Dari gambar kurva diatas menunjukkan bahwa orang-orang yang berada atau mendekati tanda minus (–) dan mendekati tanda plus (+) yang dianggap abnormal, sedangkan orang-orang yang berada atau mendekati nol (0) adalah orang-orang yang dianggap normal. Pendekatan ini banyak digunakan dalam bidang medis dan psikologis, misalnya mengukur tekanan darah, tinggi badan, intelegensi, emosi, keterampilan membaca, dan sebagainya. Tinggi badan orang dewasa Indonesia rata-rata 150 cm s/d 170 cm, sehingga orang-orang yang memiliki tinggi badan antara 100 cm s/d 150 cm dianggap pendek, namun ketika seseorang memiliki tinggi badan dibawah 100 akan dianggap sebagai tinggi badan yang abnormal. Atau sebaliknya orang dewasa Indonesia yang memiliki tinggi badan lebih dari 200 cm juga akan dianggap sebagai tinggi badan yang abnormal. Pada kasus-kasus tertentu, untuk orang-orang yang berada pada kutub sebelah kanan kurva, jarang bahkan tidak ada yang menggunakan istilah abnormal atau tidak dapat dikatakan abnormal. Misalnya orang yang mempunyai IQ 150, tidak disebut sebagai abnormal tapi genius, namun untuk IQ dibawah 60 seringkali disebut abnormal. Seorang atlet yang mempunyai kemampuan luar biasa tidak dikatakan abnormal, misalnya ada atlet lari 100 meter ditempuh dalam 5 detik, maka hal ini tidak dapat dikatakan abnormal. Dengan demikian pemahaman abnormal lebih menekankan pada penyimpangan kearah negatif atau pada sisi kekurangannya, namun untuk penyimpangan yang kearah positif atau kelebihan biasanya tidak dikatakan abnormal. Untuk mempertegas lagi dari contoh tinggi badan orang Indonesia, jika ada tinggi badan orang Indonesia melebihi 200 cm (Suparwono yang berasal dari Tulang Bawang Provinsi Lampung , dengan tinggi tubuhnya yang mencapai 242 cm). Contoh kasus tinggi badan Suparwono yang tidak wajar ini akan banyak berdampak atau bernilai negatif sehingga lebih tepat dikatakan sebagai tinggi badan yang abnormal, walaupun penyimpangan ini berada dikutub kurva sebelah kanan. 

2. Pendekatan Fungsional
Pendekatan ini lebih melihat pada fungsi-fungsi kepribadian yang ada pada orang yang bersangkutan berada pada taraf optimal atau tidak. Biasanya perilaku abnormal merupakan suatu bentuk respon yang tidak diharapkan terjadi. Contohnya, seseorang tiba-tiba menjadi cemas (misalnya ditunjukkan dengan berkeringat dan gemetar) ketika berada di tengah-tengah suasana keluarganya yang berbahagia. Atau seseorang mengkhawatirkan kondisi keuangan keluarganya, padahal ekonomi keluarganya saat itu sedang meningkat. Respon yang ditunjukkan ini tidak diharapkan terjadi, maka kondisi ini diakatan abnormal.

Persyaratan 1 — Tulis ulang secara lebih ringkas paragraf dalam teks tentang perilaku abnormal yang diawali dengan "Pendekatan ini lebih melihat pada fungsi-fungsi kepribadian", dengan mempertahankan fakta-fakta utamanya.
Persyaratan 2 — Sebutkan semua contoh hal yang diukur dengan pendekatan dalam bidang medis dan psikologis menurut teks tentang perilaku abnormal.
Persyaratan 3 — Lanjutkan teks tentang pendekatan terhadap perilaku abnormal, mulai setelah kalimat terakhir yang tercantum.

[Data penguraian tata letak halaman]
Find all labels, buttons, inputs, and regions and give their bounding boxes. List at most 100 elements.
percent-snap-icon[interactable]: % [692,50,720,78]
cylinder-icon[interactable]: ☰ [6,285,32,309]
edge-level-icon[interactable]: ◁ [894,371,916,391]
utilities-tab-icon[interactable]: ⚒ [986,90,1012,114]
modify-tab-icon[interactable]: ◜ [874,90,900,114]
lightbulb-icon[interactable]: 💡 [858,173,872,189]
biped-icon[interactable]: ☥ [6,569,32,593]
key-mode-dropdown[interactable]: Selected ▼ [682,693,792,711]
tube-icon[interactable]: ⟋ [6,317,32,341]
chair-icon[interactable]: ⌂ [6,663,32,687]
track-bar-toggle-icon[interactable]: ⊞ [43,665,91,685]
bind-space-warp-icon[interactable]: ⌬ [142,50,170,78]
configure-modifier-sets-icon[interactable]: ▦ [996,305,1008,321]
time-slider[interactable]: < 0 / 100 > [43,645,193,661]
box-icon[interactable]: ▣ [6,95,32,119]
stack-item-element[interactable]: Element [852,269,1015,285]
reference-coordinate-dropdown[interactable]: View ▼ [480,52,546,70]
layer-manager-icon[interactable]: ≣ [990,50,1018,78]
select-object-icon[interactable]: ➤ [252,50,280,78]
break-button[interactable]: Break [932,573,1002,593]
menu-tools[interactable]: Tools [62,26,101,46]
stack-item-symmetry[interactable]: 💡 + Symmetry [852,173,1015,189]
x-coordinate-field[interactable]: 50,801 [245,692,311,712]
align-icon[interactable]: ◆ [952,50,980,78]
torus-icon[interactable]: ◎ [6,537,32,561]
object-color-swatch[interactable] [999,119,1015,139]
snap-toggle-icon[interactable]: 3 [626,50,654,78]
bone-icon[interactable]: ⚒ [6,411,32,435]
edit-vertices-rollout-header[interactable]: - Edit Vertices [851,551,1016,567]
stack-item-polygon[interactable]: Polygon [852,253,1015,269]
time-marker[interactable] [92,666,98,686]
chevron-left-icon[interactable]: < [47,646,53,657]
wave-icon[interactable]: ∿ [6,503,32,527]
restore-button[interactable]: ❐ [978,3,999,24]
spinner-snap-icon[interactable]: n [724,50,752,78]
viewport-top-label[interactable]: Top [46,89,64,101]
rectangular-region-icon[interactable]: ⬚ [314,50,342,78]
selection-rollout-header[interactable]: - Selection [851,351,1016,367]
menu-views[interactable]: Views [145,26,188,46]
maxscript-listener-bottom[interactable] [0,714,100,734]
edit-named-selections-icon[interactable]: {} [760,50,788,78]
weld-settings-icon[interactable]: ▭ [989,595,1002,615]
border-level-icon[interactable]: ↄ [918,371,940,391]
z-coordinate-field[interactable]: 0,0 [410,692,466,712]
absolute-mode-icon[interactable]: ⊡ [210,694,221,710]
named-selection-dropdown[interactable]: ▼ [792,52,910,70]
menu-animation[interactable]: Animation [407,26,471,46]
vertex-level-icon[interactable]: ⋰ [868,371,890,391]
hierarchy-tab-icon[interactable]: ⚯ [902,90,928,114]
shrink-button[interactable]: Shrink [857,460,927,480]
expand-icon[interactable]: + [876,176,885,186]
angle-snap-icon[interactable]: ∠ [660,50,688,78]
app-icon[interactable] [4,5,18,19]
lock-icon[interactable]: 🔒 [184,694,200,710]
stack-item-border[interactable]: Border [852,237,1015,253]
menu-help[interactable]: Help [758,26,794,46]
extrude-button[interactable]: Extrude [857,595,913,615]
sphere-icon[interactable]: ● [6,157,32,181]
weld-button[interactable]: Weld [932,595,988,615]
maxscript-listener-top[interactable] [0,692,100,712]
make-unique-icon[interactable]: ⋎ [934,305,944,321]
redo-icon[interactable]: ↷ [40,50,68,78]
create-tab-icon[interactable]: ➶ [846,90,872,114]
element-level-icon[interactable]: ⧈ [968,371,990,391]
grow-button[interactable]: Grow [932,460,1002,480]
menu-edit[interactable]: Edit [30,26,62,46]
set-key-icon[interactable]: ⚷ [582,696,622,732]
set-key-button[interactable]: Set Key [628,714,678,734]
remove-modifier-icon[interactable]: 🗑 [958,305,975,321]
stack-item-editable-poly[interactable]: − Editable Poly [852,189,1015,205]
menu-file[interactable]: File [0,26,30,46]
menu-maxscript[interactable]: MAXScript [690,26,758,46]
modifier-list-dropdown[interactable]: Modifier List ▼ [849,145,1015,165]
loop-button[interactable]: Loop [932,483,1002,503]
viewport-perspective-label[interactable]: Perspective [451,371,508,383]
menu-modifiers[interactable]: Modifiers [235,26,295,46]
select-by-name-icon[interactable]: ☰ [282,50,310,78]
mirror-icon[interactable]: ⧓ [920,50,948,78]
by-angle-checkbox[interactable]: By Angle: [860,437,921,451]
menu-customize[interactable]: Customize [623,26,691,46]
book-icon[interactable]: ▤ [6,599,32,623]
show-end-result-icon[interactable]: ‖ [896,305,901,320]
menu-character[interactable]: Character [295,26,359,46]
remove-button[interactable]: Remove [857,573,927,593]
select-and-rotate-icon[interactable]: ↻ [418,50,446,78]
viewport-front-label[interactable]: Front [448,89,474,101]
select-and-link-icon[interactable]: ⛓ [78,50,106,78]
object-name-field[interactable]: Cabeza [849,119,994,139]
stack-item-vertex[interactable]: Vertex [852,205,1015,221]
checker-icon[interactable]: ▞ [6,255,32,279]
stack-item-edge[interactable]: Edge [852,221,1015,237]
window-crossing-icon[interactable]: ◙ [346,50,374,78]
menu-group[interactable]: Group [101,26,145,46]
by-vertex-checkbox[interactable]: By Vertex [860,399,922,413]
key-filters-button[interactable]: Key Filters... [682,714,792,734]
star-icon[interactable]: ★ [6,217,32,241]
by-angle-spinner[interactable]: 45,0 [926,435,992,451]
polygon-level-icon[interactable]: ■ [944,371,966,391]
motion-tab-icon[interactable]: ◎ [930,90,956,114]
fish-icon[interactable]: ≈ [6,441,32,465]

Ruang Jawaban 1 — Pendekatan fungsional menilai apakah fungsi-fungsi kepribadian seseorang berada pada taraf optimal. Perilaku abnormal umumnya berupa respon yang tidak diharapkan terjadi. Misalnya, seseorang tiba-tiba cemas, berkeringat, dan gemetar di tengah suasana keluarga yang bahagia. Contoh lain adalah seseorang yang mengkhawatirkan keuangan keluarganya padahal ekonomi keluarganya sedang meningkat. Karena respon seperti ini tidak diharapkan, kondisi tersebut dianggap abnormal.

Ruang Jawaban 2 —
- tekanan darah
- tinggi badan
- intelegensi
- emosi
- keterampilan membaca

Ruang Jawaban 3 —
3. Pendekatan Kultural 
Pendekatan yang melihat abnormalitas dari sistem nilai yang berlaku dalam suatu masyarakat tertentu. Perilaku abnormal ditentukan dengan mempertimbangkan konteks sosial dimana perilaku tersebut terjadi. Jika perilaku sesuai dengan norma masyarakat, berarti normal. Sebaliknya jika bertentangan dengan norma yang berlaku, berarti abnormal. Kriteria ini mengakibatkan definisi abnormal bersifat relatif dan tentatif tergantung pada norma masyarakat dan budaya pada saat itu. Kriteria ini tergantung dari tempat dan waktu, misalnya orang menggunakan pakaian renang atau baju bikini adalah suatu hal yang wajar jika digunakan ketika sedang berjemur dipantai, atau ketika sedang mandi di kolam renang, akan menjadi abnormal jika baju bikini dipakai untuk menghadiri pesta pernikahan. Walaupun kriteria ini dapat membantu untuk mengklarifikasi relativitas definisi abnormal sesuai sejarah dan budaya tapi kriteria ini tidak cukup untuk mendefinisikan abnormalitas dalam konteks psikologi abnormal pada umumnya. Ada banyak perilaku yang tidak sesuai dengan norma dan budaya, namun pembahasannya masih belum atau tidak dapat dijadikan suatu kajian dalam psikologi abnormal. Perampokan, pelacuran, perjudian adalah bentuk perilaku yang jelas-jelas bertentangan dengan norma masyarakat, namun perilaku ini masih belum dapat dimasukkan dalam kajian psikologi abnormal, seakan-akan perlaku tersebut adalah perilaku yang wajar.